> **Task requirements**:
Repeat the entries that follow verbatim, without any of their pictures.

::: Record excerpts :::

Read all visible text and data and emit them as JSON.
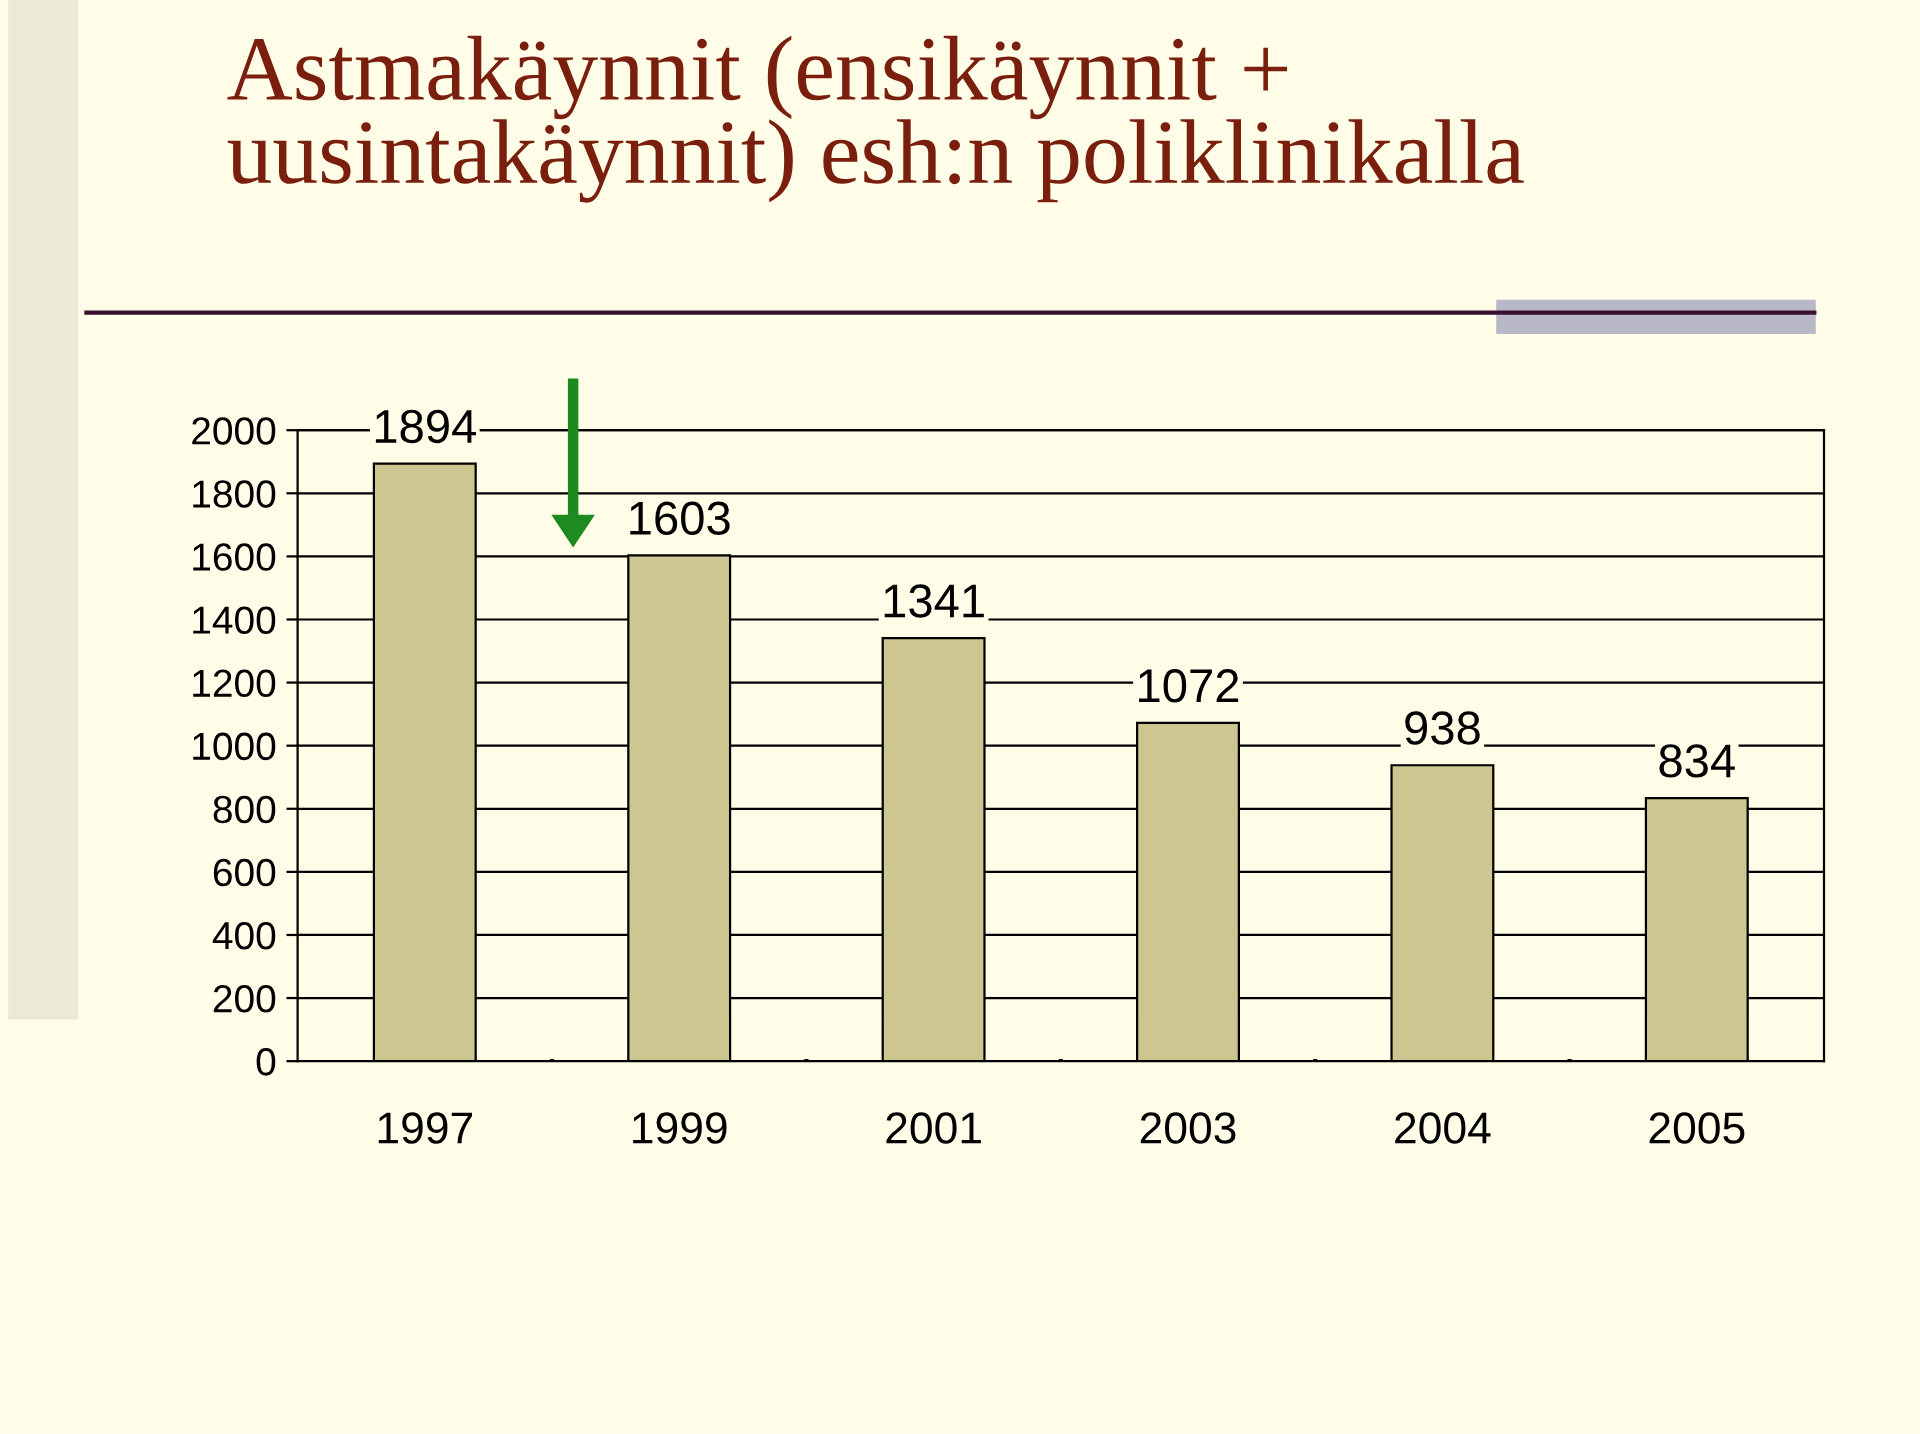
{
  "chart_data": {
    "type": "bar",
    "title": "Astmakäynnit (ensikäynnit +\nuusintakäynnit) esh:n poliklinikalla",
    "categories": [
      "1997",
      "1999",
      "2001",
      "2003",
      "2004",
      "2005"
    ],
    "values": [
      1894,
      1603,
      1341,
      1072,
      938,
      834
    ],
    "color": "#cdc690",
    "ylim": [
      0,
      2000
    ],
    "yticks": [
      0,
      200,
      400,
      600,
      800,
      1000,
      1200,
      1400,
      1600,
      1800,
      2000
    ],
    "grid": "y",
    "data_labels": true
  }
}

:::

> **Answer below**:
Read all visible text and data and emit them as JSON.
{
  "chart_data": {
    "type": "bar",
    "title": "Astmakäynnit (ensikäynnit +\nuusintakäynnit) esh:n poliklinikalla",
    "categories": [
      "1997",
      "1999",
      "2001",
      "2003",
      "2004",
      "2005"
    ],
    "values": [
      1894,
      1603,
      1341,
      1072,
      938,
      834
    ],
    "color": "#cdc690",
    "ylim": [
      0,
      2000
    ],
    "yticks": [
      0,
      200,
      400,
      600,
      800,
      1000,
      1200,
      1400,
      1600,
      1800,
      2000
    ],
    "grid": "y",
    "data_labels": true
  }
}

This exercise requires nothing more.